### Written task
Could you output each line of the data that follows exactly?

○ ○ ○ ○ ○ ○ ○

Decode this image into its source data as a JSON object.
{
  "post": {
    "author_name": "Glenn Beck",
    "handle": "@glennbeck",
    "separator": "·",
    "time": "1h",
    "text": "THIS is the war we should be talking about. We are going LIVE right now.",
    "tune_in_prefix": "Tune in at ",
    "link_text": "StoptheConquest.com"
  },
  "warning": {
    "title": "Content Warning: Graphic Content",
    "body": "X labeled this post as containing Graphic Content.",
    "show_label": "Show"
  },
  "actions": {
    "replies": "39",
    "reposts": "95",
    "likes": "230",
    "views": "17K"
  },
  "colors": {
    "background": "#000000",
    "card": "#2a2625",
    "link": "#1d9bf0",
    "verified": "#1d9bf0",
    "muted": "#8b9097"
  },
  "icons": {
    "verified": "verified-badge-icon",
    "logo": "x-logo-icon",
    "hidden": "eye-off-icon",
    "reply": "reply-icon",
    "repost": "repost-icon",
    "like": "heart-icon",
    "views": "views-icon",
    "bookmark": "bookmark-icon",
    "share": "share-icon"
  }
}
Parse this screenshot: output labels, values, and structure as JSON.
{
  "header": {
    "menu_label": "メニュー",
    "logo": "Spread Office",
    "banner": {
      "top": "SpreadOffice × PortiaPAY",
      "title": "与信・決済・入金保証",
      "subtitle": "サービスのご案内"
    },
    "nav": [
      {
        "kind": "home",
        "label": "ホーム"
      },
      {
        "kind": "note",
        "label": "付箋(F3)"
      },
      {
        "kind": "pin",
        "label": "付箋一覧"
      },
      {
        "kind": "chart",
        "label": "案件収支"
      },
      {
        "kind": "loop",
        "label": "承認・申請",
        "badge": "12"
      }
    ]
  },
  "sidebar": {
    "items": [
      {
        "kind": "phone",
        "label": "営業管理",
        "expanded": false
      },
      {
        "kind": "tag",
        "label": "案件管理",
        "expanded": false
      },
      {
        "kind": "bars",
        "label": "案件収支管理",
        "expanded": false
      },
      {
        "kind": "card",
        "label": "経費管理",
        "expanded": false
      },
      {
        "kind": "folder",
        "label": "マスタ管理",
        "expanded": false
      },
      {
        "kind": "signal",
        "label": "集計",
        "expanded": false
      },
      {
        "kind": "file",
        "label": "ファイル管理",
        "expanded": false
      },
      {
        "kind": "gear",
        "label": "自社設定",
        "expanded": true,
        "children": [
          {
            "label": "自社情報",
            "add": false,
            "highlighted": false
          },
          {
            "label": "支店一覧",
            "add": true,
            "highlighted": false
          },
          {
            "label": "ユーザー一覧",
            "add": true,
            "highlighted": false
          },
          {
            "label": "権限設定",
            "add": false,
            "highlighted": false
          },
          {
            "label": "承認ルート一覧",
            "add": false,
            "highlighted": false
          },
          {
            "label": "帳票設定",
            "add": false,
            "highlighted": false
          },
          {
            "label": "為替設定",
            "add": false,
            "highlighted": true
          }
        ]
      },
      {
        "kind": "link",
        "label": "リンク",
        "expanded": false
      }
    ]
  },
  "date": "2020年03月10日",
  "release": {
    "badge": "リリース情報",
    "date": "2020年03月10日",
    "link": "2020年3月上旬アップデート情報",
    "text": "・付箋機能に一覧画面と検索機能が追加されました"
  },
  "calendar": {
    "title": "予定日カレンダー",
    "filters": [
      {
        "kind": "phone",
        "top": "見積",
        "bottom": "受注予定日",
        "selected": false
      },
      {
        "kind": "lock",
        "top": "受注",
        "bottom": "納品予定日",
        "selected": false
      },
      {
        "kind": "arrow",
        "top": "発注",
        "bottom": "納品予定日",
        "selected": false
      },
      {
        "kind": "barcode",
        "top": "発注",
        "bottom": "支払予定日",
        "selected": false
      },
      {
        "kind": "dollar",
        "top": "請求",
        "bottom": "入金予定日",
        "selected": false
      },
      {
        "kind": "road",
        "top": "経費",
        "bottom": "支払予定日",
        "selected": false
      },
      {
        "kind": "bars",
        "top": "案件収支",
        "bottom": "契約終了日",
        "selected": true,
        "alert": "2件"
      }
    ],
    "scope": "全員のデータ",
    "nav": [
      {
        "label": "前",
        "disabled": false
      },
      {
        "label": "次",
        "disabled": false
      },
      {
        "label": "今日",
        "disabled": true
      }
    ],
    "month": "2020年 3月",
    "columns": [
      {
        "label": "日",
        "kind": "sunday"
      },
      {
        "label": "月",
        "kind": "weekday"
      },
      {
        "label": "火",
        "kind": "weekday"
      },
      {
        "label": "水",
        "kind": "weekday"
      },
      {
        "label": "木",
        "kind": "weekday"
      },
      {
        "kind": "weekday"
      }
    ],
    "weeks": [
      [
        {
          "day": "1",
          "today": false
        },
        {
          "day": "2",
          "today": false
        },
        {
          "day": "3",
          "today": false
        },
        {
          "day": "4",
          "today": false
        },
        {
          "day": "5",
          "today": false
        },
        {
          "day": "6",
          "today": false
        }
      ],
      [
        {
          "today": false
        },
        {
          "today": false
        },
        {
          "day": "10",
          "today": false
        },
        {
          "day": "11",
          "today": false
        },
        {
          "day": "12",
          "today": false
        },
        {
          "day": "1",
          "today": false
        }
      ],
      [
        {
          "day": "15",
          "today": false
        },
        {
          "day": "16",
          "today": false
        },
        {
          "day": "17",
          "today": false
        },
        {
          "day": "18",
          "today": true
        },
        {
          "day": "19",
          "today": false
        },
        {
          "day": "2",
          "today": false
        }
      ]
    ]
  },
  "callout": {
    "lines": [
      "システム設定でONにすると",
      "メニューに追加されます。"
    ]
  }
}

○ ○ ○ ○ ○ ○ ○

### Result of this task
Decode this image into its source data as a JSON object.
{
  "post": {
    "author_name": "Glenn Beck",
    "handle": "@glennbeck",
    "separator": "·",
    "time": "1h",
    "text": "THIS is the war we should be talking about. We are going LIVE right now.",
    "tune_in_prefix": "Tune in at ",
    "link_text": "StoptheConquest.com"
  },
  "warning": {
    "title": "Content Warning: Graphic Content",
    "body": "X labeled this post as containing Graphic Content.",
    "show_label": "Show"
  },
  "actions": {
    "replies": "39",
    "reposts": "95",
    "likes": "230",
    "views": "17K"
  },
  "colors": {
    "background": "#000000",
    "card": "#2a2625",
    "link": "#1d9bf0",
    "verified": "#1d9bf0",
    "muted": "#8b9097"
  },
  "icons": {
    "verified": "verified-badge-icon",
    "logo": "x-logo-icon",
    "hidden": "eye-off-icon",
    "reply": "reply-icon",
    "repost": "repost-icon",
    "like": "heart-icon",
    "views": "views-icon",
    "bookmark": "bookmark-icon",
    "share": "share-icon"
  }
}
Parse this screenshot: output labels, values, and structure as JSON.
{
  "header": {
    "menu_label": "メニュー",
    "logo": "Spread Office",
    "banner": {
      "top": "SpreadOffice × PortiaPAY",
      "title": "与信・決済・入金保証",
      "subtitle": "サービスのご案内"
    },
    "nav": [
      {
        "kind": "home",
        "label": "ホーム"
      },
      {
        "kind": "note",
        "label": "付箋(F3)"
      },
      {
        "kind": "pin",
        "label": "付箋一覧"
      },
      {
        "kind": "chart",
        "label": "案件収支"
      },
      {
        "kind": "loop",
        "label": "承認・申請",
        "badge": "12"
      }
    ]
  },
  "sidebar": {
    "items": [
      {
        "kind": "phone",
        "label": "営業管理",
        "expanded": false
      },
      {
        "kind": "tag",
        "label": "案件管理",
        "expanded": false
      },
      {
        "kind": "bars",
        "label": "案件収支管理",
        "expanded": false
      },
      {
        "kind": "card",
        "label": "経費管理",
        "expanded": false
      },
      {
        "kind": "folder",
        "label": "マスタ管理",
        "expanded": false
      },
      {
        "kind": "signal",
        "label": "集計",
        "expanded": false
      },
      {
        "kind": "file",
        "label": "ファイル管理",
        "expanded": false
      },
      {
        "kind": "gear",
        "label": "自社設定",
        "expanded": true,
        "children": [
          {
            "label": "自社情報",
            "add": false,
            "highlighted": false
          },
          {
            "label": "支店一覧",
            "add": true,
            "highlighted": false
          },
          {
            "label": "ユーザー一覧",
            "add": true,
            "highlighted": false
          },
          {
            "label": "権限設定",
            "add": false,
            "highlighted": false
          },
          {
            "label": "承認ルート一覧",
            "add": false,
            "highlighted": false
          },
          {
            "label": "帳票設定",
            "add": false,
            "highlighted": false
          },
          {
            "label": "為替設定",
            "add": false,
            "highlighted": true
          }
        ]
      },
      {
        "kind": "link",
        "label": "リンク",
        "expanded": false
      }
    ]
  },
  "date": "2020年03月10日",
  "release": {
    "badge": "リリース情報",
    "date": "2020年03月10日",
    "link": "2020年3月上旬アップデート情報",
    "text": "・付箋機能に一覧画面と検索機能が追加されました"
  },
  "calendar": {
    "title": "予定日カレンダー",
    "filters": [
      {
        "kind": "phone",
        "top": "見積",
        "bottom": "受注予定日",
        "selected": false
      },
      {
        "kind": "lock",
        "top": "受注",
        "bottom": "納品予定日",
        "selected": false
      },
      {
        "kind": "arrow",
        "top": "発注",
        "bottom": "納品予定日",
        "selected": false
      },
      {
        "kind": "barcode",
        "top": "発注",
        "bottom": "支払予定日",
        "selected": false
      },
      {
        "kind": "dollar",
        "top": "請求",
        "bottom": "入金予定日",
        "selected": false
      },
      {
        "kind": "road",
        "top": "経費",
        "bottom": "支払予定日",
        "selected": false
      },
      {
        "kind": "bars",
        "top": "案件収支",
        "bottom": "契約終了日",
        "selected": true,
        "alert": "2件"
      }
    ],
    "scope": "全員のデータ",
    "nav": [
      {
        "label": "前",
        "disabled": false
      },
      {
        "label": "次",
        "disabled": false
      },
      {
        "label": "今日",
        "disabled": true
      }
    ],
    "month": "2020年 3月",
    "columns": [
      {
        "label": "日",
        "kind": "sunday"
      },
      {
        "label": "月",
        "kind": "weekday"
      },
      {
        "label": "火",
        "kind": "weekday"
      },
      {
        "label": "水",
        "kind": "weekday"
      },
      {
        "label": "木",
        "kind": "weekday"
      },
      {
        "kind": "weekday"
      }
    ],
    "weeks": [
      [
        {
          "day": "1",
          "today": false
        },
        {
          "day": "2",
          "today": false
        },
        {
          "day": "3",
          "today": false
        },
        {
          "day": "4",
          "today": false
        },
        {
          "day": "5",
          "today": false
        },
        {
          "day": "6",
          "today": false
        }
      ],
      [
        {
          "today": false
        },
        {
          "today": false
        },
        {
          "day": "10",
          "today": false
        },
        {
          "day": "11",
          "today": false
        },
        {
          "day": "12",
          "today": false
        },
        {
          "day": "1",
          "today": false
        }
      ],
      [
        {
          "day": "15",
          "today": false
        },
        {
          "day": "16",
          "today": false
        },
        {
          "day": "17",
          "today": false
        },
        {
          "day": "18",
          "today": true
        },
        {
          "day": "19",
          "today": false
        },
        {
          "day": "2",
          "today": false
        }
      ]
    ]
  },
  "callout": {
    "lines": [
      "システム設定でONにすると",
      "メニューに追加されます。"
    ]
  }
}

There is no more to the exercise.